### Extract:
┄┄┄┄┄┄┄┄┄┄

Yeah, I'm good with this. Very sensible. Let's write some logic.

Printing characters to a file descriptor

Yes we can of course use printf or puts but we can learn a little more by doing it by hand. We only have to worry about writing to stdout and stderr anyhow.

Some things we need to know. First, we need to know that in assignment statements, only temporaries may be assigned to. There are load and store functions to be able to manipulate globals. The second thing we need to know is that temporaries may be non-SSA temporaries. This means we do not have to follow strict SSA form when dealing with temporaries. And it is this second piece that makes writing QBE IR so much easier than LLVM IR and I think might be the killer feature that will allow us to use QBE IR in our self-hosting PL/0 compiler.

Let's take a look at this function and talk it out:

function $dputs(l %s, w %fd) {	# Static function with parameters
@start
@loop
	%ch =w loadub %s	# Get byte at current string location
	%cmp =w ceqw %ch, 0	# Is byte NUL? Return 1 if true, 0 if false
	jnz %cmp, @done, @pbyte	# cmp returned true ? done : pbyte
@pbyte
	storew %ch, $ch		# Put byte into write buffer
	call $write(w %fd, l $ch, w 1)

┄┄┄┄┄┄┄┄┄┄

### Given information:
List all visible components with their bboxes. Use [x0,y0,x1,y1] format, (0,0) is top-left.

┄┄┄┄┄┄┄┄┄┄

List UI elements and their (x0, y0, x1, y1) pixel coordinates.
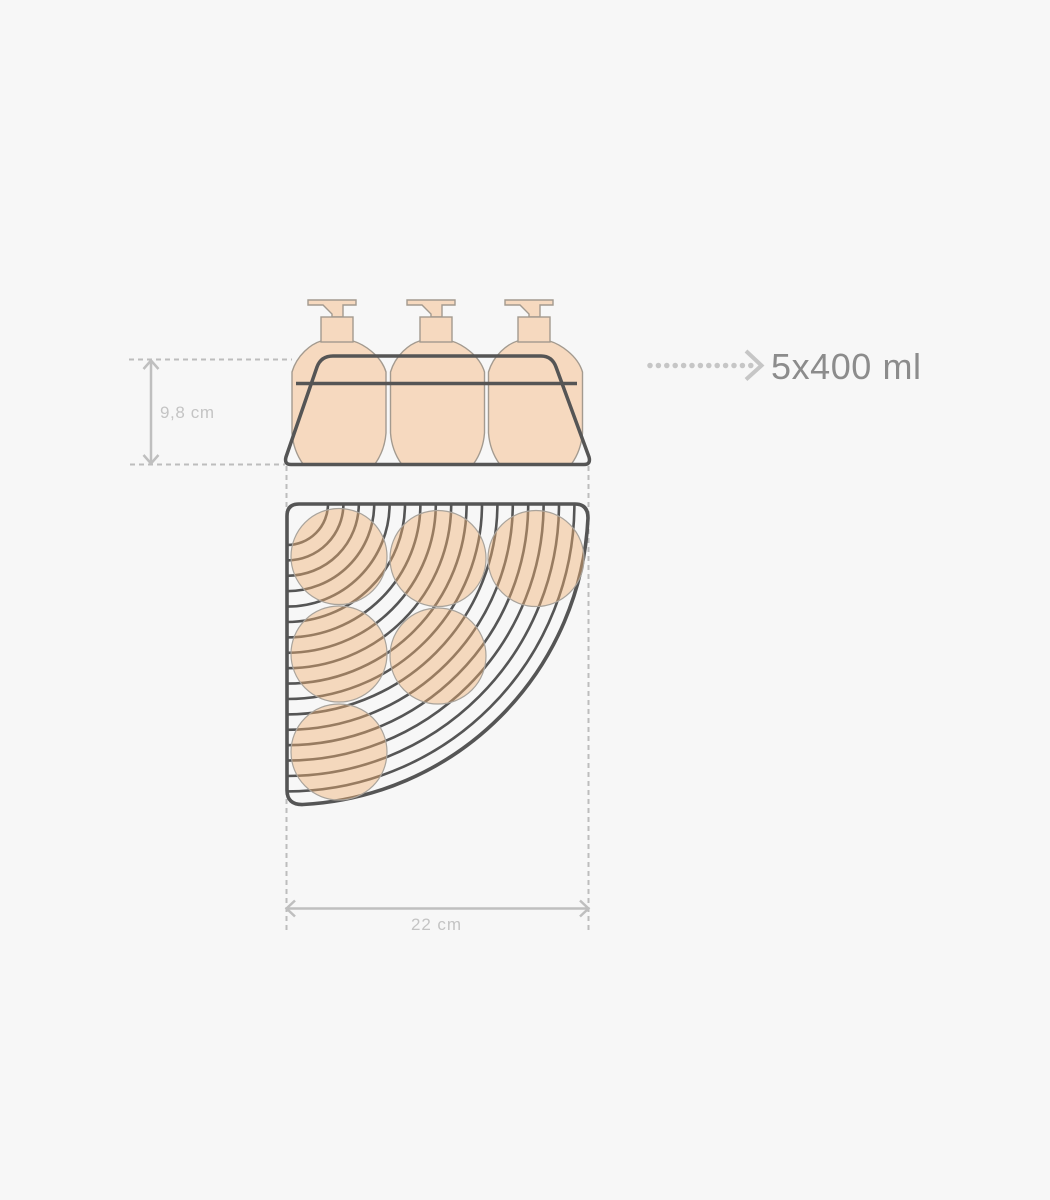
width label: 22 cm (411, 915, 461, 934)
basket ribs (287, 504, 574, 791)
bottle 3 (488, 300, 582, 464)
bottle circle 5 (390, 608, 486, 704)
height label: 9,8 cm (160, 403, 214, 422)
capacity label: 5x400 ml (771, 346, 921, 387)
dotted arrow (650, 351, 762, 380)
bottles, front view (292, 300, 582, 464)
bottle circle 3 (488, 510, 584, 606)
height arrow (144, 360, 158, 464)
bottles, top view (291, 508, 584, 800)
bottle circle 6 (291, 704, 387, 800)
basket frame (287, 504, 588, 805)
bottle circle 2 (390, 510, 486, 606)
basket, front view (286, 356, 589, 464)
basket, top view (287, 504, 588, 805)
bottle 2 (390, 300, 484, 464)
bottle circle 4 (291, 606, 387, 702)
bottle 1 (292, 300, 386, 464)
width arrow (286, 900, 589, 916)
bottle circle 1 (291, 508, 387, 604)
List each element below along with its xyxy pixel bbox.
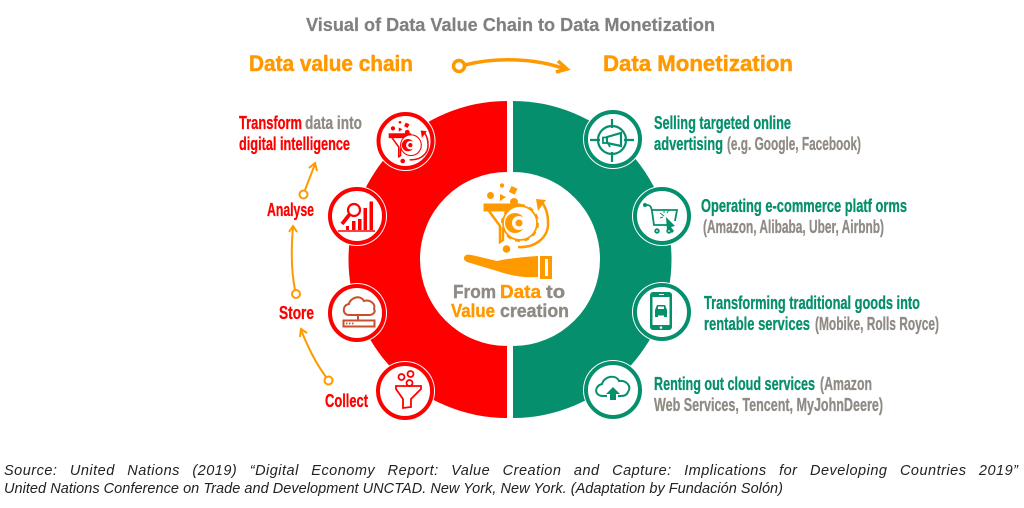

┄┄┄┄┄┄┄┄┄┄

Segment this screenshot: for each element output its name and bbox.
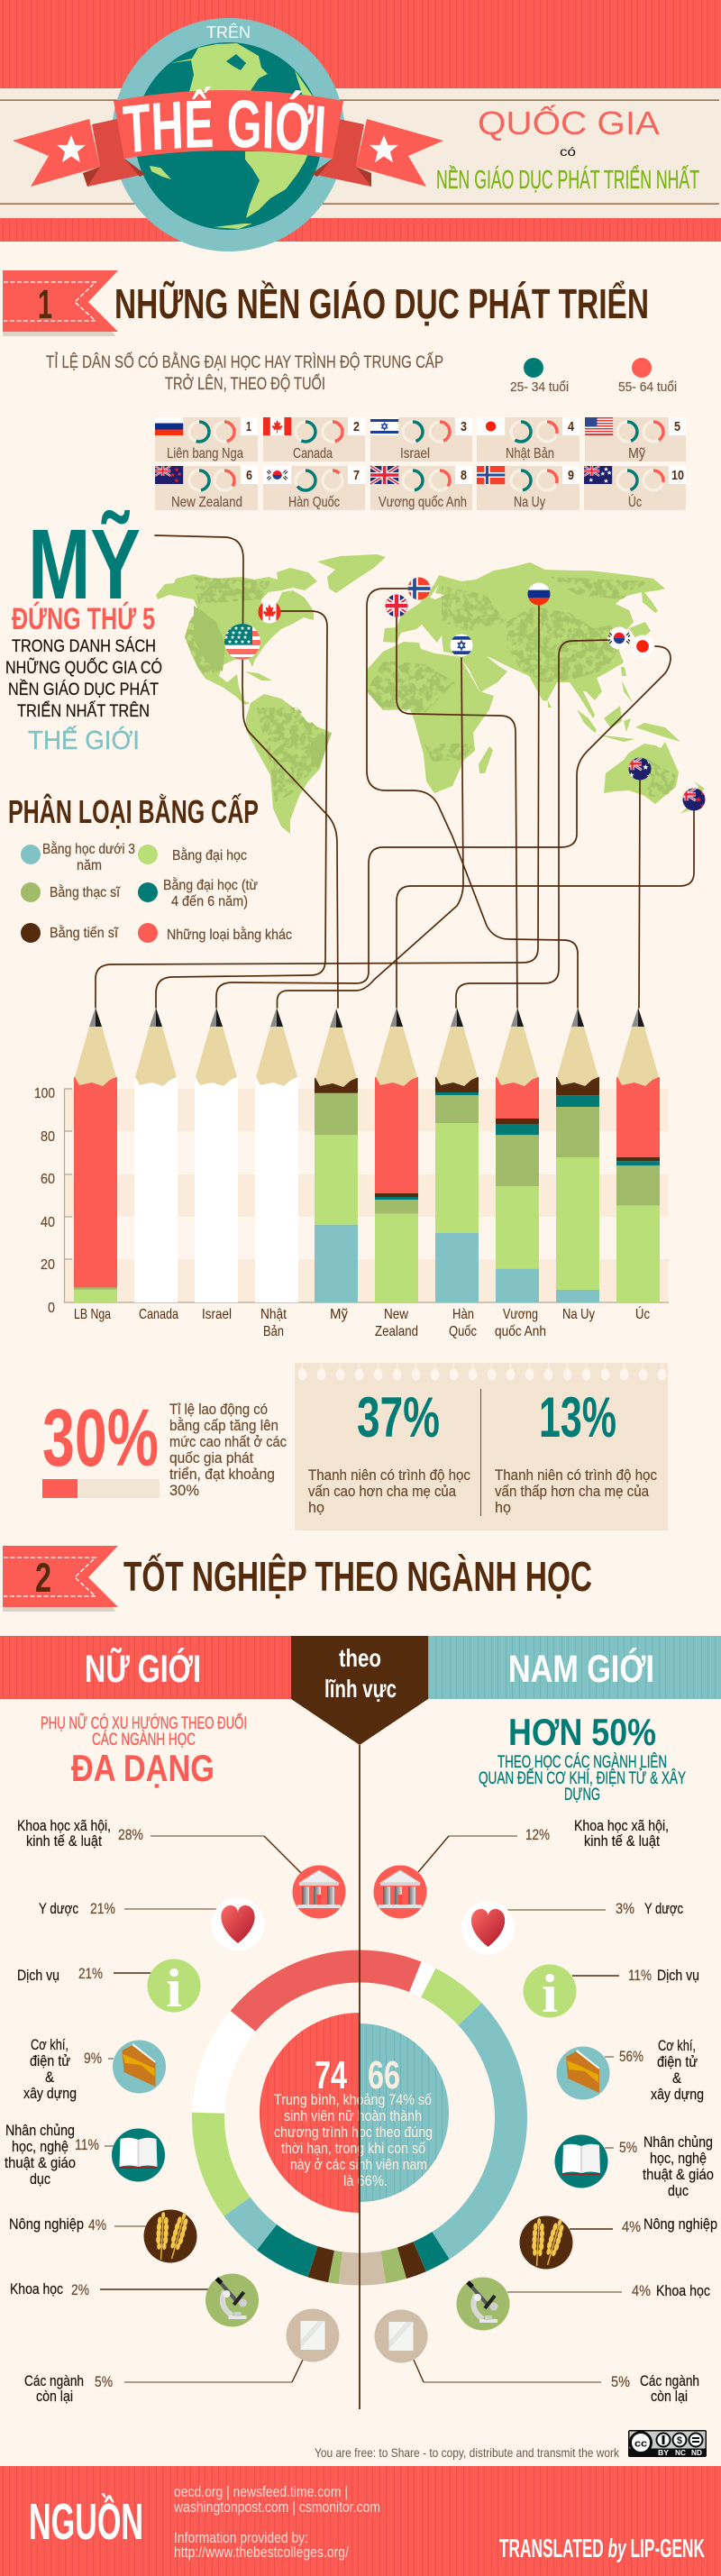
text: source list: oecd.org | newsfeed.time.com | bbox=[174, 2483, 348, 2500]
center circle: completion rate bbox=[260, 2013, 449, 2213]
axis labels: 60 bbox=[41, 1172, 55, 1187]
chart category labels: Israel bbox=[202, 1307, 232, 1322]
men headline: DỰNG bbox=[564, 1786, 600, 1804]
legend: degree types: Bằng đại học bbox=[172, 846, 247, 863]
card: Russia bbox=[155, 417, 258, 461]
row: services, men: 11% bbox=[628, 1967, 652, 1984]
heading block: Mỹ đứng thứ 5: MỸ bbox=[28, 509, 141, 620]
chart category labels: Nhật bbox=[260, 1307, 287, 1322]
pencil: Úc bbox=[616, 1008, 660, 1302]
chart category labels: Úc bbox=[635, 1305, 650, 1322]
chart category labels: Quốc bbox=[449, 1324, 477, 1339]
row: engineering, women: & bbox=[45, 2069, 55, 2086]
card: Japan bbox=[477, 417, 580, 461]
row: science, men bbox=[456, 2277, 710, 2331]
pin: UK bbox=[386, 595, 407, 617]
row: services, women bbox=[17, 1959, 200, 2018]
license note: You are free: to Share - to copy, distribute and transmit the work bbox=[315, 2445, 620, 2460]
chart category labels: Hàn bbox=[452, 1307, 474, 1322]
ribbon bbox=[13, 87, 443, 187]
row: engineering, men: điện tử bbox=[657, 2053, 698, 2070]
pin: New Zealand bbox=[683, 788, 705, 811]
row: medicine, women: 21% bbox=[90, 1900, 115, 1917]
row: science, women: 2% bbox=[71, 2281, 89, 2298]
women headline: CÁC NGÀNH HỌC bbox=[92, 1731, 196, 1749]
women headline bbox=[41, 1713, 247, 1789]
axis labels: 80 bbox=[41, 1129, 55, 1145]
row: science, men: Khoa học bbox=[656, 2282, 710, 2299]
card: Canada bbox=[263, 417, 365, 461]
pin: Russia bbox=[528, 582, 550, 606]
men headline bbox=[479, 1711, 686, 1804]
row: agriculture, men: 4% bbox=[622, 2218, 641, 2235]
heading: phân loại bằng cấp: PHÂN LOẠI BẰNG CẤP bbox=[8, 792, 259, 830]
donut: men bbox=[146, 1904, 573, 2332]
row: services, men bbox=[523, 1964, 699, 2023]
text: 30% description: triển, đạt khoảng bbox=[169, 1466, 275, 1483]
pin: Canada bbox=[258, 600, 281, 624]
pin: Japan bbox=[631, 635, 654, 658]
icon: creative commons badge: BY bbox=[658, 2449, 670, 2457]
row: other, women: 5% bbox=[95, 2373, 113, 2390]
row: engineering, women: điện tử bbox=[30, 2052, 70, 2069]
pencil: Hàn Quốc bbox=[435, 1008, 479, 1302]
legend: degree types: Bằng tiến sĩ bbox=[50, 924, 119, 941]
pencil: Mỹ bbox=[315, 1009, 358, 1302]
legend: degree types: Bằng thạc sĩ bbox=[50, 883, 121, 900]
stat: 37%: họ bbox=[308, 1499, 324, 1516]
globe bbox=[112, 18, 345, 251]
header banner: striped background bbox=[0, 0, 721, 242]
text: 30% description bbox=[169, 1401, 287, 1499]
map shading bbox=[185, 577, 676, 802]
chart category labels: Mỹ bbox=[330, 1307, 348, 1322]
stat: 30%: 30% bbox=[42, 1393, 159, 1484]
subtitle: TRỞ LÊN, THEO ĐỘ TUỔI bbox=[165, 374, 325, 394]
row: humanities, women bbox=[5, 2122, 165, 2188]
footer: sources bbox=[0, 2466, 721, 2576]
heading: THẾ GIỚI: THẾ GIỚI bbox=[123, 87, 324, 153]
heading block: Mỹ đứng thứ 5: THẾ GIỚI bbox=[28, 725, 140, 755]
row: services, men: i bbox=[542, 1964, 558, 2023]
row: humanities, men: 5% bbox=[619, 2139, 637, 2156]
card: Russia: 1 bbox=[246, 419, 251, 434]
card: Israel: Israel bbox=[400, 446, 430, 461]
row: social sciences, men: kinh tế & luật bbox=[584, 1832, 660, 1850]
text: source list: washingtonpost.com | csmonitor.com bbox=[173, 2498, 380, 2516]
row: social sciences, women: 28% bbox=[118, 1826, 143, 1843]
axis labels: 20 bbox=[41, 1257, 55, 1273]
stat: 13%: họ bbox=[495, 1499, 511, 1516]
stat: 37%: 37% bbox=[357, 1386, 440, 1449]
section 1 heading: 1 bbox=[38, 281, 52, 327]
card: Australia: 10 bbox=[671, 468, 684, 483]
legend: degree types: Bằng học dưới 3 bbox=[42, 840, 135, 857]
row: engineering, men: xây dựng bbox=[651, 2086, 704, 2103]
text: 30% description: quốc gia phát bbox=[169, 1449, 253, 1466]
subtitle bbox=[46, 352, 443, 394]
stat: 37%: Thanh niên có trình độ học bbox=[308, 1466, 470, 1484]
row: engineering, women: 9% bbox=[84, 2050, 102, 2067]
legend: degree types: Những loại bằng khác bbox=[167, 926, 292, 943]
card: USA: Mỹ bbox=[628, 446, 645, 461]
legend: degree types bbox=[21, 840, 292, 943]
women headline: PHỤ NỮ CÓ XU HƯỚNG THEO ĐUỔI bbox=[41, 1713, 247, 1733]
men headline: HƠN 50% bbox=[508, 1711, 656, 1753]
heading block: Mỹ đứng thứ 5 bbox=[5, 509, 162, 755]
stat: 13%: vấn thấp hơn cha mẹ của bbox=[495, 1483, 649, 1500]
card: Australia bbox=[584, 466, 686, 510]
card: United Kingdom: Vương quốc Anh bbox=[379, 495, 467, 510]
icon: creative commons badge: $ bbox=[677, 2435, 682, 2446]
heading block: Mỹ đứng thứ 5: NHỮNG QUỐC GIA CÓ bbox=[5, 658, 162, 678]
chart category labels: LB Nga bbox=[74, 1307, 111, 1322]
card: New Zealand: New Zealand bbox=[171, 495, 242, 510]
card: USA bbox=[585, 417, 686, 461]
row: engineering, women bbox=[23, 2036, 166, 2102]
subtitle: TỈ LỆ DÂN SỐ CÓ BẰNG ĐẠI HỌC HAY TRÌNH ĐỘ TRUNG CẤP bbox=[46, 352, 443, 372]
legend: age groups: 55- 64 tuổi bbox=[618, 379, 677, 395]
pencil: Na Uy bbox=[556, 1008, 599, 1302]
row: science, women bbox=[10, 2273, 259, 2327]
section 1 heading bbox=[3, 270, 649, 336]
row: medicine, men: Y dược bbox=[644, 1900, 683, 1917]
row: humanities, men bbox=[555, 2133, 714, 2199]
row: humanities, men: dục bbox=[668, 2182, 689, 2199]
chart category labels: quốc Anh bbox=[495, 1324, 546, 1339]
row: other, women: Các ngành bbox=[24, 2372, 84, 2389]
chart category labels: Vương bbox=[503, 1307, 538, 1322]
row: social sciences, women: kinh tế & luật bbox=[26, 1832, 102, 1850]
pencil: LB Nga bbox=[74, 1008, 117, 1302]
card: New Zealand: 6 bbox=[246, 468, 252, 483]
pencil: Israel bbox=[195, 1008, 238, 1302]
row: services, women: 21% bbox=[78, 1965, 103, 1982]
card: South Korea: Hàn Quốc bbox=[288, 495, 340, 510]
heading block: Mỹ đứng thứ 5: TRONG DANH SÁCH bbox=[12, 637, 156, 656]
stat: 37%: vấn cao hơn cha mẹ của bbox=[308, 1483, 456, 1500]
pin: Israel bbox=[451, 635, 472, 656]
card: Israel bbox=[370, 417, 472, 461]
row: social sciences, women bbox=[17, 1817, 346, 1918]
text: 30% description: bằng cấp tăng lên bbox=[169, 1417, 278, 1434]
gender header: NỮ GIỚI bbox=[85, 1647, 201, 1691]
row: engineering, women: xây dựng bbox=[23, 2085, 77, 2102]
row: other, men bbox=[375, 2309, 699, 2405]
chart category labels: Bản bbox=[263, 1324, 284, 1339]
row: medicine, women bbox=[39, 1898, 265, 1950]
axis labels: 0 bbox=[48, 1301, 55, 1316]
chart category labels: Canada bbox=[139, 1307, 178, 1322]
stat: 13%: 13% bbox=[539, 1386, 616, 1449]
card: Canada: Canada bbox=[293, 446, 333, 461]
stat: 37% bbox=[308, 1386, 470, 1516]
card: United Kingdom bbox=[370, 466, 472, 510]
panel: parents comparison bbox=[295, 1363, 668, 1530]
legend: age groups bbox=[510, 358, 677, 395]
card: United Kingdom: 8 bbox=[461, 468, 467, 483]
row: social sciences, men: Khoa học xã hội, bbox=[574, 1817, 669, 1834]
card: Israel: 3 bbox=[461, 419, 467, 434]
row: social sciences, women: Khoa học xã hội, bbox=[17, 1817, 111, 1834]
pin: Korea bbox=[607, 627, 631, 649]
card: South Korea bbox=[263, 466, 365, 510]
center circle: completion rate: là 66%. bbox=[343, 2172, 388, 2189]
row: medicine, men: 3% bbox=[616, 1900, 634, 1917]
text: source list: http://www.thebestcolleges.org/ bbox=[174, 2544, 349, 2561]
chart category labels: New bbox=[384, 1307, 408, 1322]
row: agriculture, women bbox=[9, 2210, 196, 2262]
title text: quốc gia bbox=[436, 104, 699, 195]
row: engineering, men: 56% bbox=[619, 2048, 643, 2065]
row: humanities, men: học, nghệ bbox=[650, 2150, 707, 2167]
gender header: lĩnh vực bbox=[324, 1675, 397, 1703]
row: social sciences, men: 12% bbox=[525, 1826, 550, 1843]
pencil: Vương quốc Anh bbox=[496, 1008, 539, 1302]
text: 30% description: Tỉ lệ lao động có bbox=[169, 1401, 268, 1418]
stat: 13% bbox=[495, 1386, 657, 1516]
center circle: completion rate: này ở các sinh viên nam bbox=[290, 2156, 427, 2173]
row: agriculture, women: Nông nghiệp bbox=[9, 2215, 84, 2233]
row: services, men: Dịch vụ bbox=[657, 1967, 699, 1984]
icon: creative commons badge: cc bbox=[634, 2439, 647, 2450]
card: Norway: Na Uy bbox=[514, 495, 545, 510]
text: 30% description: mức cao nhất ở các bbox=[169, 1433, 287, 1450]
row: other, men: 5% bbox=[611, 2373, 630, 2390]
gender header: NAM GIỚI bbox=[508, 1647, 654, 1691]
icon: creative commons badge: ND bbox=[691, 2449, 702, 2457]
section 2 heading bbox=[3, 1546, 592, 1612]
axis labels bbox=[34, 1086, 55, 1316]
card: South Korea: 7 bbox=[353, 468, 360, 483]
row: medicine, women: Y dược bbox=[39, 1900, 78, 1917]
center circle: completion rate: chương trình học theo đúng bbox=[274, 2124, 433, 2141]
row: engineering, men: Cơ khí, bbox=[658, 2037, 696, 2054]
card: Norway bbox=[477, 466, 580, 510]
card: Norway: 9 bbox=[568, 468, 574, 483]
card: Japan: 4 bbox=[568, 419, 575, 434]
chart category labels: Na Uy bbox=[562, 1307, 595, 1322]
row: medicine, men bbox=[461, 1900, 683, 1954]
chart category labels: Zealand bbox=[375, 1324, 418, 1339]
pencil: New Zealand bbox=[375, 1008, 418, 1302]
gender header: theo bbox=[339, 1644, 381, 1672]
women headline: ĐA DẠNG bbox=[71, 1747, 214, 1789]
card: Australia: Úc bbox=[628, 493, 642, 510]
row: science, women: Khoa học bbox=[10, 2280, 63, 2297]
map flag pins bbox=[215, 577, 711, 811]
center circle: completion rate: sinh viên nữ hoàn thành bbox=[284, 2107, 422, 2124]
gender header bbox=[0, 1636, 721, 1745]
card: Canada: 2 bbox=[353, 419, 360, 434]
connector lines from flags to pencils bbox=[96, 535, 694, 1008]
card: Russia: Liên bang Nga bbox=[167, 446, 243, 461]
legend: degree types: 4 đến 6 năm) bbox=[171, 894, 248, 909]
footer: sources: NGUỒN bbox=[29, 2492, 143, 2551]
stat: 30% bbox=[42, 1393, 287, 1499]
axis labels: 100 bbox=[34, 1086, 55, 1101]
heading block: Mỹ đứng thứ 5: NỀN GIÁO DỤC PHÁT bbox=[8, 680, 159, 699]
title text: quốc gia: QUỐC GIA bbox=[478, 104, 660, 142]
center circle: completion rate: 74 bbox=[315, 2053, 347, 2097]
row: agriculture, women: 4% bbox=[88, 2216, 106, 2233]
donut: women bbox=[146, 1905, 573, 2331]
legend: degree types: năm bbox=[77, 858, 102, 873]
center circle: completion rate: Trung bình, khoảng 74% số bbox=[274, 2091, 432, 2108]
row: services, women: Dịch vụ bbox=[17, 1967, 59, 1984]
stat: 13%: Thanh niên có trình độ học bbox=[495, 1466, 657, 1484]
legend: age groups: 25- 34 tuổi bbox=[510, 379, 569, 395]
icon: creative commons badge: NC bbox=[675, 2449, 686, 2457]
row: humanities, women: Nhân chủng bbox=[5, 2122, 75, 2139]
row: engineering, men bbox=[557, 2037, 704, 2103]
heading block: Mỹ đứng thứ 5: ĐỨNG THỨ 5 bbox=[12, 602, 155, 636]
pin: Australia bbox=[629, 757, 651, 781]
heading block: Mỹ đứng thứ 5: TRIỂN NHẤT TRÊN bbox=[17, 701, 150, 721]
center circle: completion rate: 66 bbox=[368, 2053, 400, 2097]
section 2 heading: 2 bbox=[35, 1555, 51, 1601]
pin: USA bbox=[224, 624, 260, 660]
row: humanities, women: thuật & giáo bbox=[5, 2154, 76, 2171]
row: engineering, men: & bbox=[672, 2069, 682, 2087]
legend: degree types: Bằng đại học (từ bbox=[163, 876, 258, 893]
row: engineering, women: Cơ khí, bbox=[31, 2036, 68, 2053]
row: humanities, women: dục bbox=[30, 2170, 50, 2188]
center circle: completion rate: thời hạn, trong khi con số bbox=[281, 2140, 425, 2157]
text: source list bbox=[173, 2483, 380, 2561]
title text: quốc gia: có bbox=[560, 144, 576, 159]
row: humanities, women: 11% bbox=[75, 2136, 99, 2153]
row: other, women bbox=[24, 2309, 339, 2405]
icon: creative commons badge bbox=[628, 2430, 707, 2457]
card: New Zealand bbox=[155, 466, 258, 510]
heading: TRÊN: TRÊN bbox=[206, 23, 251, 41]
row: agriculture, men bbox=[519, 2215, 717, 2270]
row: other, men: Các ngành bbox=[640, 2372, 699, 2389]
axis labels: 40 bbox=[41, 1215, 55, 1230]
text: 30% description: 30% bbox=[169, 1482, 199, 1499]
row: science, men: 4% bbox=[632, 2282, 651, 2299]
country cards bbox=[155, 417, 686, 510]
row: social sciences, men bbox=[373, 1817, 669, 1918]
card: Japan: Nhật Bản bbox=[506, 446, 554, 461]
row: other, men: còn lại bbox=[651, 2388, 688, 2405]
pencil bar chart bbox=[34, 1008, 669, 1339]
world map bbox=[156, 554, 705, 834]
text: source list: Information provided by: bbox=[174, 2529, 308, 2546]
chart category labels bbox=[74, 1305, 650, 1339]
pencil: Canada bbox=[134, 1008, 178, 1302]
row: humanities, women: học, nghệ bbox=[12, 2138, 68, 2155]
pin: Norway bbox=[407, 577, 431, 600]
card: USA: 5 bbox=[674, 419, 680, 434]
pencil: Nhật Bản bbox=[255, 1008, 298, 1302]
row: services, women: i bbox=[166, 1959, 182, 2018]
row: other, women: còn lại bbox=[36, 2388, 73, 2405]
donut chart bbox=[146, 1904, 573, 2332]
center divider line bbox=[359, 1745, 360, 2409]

┄┄┄┄┄┄┄┄┄┄

### Goal of the exercise:
In the QBE IR excerpt, what feature does the writer say makes writing QBE IR so much easier than LLVM IR?

### Written response:
Temporaries may be non-SSA, so strict SSA form doesn't have to be followed when dealing with them.